Chart and figure data:
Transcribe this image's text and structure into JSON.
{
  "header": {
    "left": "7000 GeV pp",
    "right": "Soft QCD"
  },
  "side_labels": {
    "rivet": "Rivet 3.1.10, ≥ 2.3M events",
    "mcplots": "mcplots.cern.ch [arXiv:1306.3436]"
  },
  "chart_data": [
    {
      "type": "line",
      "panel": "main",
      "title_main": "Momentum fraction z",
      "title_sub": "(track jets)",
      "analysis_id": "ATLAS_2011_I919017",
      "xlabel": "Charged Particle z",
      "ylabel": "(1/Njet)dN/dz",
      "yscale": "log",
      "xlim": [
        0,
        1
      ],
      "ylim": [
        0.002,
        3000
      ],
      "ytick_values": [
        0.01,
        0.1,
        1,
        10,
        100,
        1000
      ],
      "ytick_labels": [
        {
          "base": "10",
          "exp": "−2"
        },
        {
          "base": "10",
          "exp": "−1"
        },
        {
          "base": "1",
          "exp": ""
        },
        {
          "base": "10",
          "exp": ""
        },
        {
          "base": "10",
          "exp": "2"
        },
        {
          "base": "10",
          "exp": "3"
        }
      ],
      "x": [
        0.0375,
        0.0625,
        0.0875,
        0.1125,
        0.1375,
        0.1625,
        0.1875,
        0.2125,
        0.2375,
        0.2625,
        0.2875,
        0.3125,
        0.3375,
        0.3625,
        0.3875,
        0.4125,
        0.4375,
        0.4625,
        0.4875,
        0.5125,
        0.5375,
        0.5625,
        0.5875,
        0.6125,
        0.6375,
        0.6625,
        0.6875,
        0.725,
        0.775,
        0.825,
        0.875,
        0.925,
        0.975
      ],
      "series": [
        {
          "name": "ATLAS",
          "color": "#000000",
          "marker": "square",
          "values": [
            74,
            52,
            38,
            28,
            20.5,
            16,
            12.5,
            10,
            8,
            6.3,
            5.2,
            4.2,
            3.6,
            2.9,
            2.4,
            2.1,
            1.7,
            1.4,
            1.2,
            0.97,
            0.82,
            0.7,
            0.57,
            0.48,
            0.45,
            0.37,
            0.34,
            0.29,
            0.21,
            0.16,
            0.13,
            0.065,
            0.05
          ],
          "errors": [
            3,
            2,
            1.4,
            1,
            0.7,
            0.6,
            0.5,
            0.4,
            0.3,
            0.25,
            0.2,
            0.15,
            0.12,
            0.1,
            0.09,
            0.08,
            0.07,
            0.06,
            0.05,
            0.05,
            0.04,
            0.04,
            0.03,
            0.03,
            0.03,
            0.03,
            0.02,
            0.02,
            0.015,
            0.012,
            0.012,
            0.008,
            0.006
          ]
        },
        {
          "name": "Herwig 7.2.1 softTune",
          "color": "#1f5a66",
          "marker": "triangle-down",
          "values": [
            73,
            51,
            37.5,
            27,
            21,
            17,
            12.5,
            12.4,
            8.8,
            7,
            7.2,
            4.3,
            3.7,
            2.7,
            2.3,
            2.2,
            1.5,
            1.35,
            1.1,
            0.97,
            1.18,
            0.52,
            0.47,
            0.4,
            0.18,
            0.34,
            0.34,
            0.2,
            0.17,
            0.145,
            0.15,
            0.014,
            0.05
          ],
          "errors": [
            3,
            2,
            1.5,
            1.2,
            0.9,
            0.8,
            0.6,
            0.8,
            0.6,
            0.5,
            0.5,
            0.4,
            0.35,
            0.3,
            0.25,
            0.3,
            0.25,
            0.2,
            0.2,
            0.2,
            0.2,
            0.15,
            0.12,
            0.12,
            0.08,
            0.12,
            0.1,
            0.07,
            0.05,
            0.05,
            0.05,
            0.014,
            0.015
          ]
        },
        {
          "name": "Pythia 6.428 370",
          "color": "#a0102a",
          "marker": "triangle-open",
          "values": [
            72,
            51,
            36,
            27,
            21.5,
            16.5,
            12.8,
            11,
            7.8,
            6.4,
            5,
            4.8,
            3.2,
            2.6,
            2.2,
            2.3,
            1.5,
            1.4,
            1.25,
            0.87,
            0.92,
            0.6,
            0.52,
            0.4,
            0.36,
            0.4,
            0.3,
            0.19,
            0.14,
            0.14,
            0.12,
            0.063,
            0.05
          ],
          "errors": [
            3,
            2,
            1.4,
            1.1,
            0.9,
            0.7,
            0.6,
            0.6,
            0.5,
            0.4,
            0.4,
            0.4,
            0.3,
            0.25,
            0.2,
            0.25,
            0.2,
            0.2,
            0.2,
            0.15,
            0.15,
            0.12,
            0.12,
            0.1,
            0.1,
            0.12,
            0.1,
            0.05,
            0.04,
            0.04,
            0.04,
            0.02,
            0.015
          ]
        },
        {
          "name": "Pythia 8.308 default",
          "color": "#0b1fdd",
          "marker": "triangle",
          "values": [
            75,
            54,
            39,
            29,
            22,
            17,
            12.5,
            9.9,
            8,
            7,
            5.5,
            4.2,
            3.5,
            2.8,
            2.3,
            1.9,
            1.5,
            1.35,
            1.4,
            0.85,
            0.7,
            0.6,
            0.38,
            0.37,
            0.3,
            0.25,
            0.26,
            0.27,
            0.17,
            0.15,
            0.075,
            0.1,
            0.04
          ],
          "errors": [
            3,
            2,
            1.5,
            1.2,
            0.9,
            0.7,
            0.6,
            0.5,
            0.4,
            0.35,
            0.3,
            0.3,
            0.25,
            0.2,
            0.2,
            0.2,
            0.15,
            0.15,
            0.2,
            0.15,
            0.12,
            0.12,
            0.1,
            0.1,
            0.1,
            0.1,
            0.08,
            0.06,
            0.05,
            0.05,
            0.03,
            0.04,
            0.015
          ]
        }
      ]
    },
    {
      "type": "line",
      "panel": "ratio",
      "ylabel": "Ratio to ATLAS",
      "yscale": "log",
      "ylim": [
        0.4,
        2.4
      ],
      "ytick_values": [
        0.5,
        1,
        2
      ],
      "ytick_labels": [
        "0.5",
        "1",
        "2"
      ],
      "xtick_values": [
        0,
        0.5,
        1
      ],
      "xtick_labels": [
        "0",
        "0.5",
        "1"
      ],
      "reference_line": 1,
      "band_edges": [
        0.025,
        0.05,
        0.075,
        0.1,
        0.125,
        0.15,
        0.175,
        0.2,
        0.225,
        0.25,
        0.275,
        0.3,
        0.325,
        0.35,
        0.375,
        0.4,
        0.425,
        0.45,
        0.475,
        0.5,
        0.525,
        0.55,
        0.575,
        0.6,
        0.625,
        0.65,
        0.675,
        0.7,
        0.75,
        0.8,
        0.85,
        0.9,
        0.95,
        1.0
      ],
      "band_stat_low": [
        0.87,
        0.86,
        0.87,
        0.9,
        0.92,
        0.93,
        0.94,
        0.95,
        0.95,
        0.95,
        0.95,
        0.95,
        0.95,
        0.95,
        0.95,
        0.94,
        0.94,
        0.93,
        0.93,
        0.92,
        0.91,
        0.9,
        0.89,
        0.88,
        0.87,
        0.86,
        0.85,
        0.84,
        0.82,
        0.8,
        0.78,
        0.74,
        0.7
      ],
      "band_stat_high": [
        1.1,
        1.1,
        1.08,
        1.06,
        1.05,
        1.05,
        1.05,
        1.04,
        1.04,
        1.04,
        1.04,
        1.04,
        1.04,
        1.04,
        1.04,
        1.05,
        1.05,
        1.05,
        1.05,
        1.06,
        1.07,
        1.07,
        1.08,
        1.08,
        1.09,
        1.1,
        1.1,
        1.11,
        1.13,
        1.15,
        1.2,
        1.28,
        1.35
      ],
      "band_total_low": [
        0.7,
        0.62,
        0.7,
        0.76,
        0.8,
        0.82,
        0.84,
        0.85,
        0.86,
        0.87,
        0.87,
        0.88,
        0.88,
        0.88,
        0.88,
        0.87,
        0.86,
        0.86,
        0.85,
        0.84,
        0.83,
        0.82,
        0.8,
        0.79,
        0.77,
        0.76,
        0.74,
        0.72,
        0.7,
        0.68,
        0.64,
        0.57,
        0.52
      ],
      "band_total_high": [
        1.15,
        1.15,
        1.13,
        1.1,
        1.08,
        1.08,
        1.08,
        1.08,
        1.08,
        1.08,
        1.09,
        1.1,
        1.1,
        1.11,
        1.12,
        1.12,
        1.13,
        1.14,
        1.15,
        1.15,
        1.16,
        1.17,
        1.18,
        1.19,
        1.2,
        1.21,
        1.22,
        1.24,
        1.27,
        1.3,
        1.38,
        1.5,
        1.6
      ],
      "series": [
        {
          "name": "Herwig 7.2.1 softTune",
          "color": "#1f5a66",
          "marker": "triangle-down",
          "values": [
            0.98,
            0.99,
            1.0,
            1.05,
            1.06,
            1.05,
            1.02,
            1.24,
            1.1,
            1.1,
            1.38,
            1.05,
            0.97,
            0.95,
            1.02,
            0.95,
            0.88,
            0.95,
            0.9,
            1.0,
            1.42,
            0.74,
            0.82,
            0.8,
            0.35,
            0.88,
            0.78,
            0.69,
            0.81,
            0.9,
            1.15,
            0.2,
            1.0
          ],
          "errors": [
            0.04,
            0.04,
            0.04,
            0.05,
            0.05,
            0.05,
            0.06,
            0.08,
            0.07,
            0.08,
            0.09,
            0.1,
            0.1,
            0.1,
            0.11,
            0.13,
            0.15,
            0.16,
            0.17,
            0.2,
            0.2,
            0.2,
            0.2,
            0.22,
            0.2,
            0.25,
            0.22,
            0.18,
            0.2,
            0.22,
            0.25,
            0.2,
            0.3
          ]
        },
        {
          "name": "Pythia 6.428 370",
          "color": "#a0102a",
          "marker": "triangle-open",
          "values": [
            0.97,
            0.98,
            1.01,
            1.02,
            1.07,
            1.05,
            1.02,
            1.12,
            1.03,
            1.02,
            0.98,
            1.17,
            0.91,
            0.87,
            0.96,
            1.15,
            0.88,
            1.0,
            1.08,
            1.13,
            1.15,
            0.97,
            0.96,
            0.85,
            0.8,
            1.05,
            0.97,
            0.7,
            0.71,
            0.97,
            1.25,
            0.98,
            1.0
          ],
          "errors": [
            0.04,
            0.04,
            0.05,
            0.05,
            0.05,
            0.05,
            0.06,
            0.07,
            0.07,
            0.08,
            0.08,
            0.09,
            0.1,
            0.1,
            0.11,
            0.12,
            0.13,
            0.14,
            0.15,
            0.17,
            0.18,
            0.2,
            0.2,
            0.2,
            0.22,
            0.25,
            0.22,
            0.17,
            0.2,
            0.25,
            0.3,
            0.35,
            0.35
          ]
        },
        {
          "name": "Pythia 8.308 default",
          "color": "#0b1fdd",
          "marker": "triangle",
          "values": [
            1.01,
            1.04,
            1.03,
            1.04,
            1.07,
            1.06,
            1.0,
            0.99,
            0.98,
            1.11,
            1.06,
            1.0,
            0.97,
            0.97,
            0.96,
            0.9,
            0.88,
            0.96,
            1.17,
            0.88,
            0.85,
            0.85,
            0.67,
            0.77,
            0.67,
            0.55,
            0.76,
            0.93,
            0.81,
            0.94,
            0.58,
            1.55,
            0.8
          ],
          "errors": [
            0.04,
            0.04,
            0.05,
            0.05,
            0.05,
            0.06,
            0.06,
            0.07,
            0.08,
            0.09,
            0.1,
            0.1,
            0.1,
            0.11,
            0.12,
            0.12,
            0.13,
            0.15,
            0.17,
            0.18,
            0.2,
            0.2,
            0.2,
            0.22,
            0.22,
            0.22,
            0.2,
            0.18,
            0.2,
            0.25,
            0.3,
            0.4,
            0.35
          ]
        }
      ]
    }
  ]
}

---

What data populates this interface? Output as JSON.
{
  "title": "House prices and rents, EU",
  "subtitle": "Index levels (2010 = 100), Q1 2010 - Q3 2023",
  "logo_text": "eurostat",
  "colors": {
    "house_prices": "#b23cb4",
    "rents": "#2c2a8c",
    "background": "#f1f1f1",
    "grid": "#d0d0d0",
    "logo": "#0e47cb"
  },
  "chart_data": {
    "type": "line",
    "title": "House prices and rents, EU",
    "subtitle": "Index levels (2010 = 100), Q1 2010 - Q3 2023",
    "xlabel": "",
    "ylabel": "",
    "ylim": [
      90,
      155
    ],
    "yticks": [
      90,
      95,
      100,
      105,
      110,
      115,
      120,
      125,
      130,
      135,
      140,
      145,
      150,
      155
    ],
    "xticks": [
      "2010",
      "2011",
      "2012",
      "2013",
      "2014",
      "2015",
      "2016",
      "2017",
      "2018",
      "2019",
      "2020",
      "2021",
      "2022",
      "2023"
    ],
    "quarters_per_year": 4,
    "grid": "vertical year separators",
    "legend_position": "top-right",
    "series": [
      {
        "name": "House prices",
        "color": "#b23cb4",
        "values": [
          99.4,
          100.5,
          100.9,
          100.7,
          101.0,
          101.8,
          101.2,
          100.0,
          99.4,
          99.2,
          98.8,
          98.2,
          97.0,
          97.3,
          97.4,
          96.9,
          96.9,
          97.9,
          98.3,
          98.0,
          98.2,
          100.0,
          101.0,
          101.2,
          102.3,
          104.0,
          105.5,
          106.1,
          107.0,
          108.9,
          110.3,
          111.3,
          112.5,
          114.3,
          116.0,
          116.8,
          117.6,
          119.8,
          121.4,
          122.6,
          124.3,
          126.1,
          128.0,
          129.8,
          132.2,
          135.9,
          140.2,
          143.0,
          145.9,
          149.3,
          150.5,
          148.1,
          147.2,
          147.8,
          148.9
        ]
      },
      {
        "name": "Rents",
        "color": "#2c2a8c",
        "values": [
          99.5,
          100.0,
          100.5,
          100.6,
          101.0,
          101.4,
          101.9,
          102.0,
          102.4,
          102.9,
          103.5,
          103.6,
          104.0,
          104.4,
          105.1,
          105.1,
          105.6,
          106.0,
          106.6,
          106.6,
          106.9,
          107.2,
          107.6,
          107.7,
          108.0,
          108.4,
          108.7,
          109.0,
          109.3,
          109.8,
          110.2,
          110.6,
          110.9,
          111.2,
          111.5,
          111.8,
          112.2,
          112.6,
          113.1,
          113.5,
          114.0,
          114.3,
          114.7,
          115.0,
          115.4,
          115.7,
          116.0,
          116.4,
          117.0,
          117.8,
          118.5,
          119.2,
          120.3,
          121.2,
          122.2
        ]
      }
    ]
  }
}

OBJECTIVE: Gather up the lines that contain the word "JSON".

RESPONSE:
Transcribe this image's text and structure into JSON.
What data populates this interface? Output as JSON.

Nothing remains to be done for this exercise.